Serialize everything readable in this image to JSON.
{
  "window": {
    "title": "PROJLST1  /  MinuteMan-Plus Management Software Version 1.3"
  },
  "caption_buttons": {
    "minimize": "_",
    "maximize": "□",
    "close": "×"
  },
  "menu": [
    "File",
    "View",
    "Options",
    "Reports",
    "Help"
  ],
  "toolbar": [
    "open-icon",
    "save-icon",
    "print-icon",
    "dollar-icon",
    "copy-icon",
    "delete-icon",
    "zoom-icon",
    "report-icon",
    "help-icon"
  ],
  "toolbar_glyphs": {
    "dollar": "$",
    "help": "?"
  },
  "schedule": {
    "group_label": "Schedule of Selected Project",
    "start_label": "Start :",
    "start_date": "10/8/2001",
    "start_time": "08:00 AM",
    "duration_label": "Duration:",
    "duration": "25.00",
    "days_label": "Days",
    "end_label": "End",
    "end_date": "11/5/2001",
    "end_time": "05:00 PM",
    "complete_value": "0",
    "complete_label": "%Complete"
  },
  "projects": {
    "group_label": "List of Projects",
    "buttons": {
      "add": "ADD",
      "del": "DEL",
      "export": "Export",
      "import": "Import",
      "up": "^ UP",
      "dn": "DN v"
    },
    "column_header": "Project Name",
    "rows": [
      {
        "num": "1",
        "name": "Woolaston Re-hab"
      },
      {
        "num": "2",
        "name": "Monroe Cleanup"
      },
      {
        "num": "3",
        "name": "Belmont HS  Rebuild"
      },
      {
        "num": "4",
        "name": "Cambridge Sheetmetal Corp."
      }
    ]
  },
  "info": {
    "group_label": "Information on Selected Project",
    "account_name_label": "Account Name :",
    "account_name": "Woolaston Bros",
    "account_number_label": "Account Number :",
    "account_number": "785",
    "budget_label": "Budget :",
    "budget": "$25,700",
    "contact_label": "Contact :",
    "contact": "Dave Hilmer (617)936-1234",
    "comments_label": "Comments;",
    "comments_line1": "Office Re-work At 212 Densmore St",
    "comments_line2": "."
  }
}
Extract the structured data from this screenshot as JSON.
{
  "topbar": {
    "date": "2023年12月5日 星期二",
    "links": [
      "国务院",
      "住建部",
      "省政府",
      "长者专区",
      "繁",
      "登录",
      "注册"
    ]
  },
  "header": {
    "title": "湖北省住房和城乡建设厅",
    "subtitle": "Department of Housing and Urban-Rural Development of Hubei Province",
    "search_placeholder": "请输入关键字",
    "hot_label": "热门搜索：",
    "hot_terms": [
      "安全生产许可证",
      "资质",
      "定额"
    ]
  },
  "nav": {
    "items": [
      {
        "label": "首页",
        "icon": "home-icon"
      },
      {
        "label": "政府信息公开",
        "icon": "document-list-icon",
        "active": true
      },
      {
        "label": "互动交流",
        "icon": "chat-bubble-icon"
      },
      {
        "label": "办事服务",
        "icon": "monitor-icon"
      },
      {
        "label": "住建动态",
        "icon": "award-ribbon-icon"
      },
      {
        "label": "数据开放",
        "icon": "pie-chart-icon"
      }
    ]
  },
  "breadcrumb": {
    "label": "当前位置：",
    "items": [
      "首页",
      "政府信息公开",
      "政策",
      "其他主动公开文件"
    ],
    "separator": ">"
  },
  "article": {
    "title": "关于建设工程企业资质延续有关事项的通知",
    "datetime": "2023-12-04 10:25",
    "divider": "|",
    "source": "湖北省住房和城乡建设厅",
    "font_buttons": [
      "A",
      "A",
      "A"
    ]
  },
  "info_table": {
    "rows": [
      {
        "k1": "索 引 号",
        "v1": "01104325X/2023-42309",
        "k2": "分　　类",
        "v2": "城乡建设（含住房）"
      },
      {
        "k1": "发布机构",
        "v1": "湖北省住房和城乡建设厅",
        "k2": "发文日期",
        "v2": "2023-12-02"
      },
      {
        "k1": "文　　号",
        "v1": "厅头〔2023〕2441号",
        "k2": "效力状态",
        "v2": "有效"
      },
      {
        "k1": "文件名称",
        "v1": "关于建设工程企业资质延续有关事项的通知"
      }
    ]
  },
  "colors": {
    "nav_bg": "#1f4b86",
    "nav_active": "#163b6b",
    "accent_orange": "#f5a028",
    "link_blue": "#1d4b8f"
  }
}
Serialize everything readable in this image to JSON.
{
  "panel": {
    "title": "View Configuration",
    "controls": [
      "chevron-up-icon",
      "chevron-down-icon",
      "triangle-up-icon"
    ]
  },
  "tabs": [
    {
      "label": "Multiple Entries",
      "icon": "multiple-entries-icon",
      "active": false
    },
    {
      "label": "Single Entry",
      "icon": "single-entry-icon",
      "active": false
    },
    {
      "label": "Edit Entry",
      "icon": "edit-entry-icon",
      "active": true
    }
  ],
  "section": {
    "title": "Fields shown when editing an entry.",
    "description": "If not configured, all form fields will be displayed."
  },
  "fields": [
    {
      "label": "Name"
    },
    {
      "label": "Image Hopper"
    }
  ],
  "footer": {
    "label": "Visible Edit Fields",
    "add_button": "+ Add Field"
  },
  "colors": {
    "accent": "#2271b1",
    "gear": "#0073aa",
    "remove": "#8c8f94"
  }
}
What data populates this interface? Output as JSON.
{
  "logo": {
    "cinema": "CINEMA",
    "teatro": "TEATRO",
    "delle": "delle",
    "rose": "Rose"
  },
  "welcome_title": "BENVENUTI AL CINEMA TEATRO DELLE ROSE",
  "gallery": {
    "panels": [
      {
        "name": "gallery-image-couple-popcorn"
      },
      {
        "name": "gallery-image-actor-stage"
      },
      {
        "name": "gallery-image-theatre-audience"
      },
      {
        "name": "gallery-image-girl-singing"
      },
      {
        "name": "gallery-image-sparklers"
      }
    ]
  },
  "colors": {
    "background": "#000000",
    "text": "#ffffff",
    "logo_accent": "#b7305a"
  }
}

◆ ◆ ◆ ◆ ◆ ◆ ◆

• Goal
Sift the material for lines with the string "湖北省住房和城乡建设厅". Copy each one found.

• Finished answer
    "title": "湖北省住房和城乡建设厅",
    "source": "湖北省住房和城乡建设厅",
        "v1": "湖北省住房和城乡建设厅",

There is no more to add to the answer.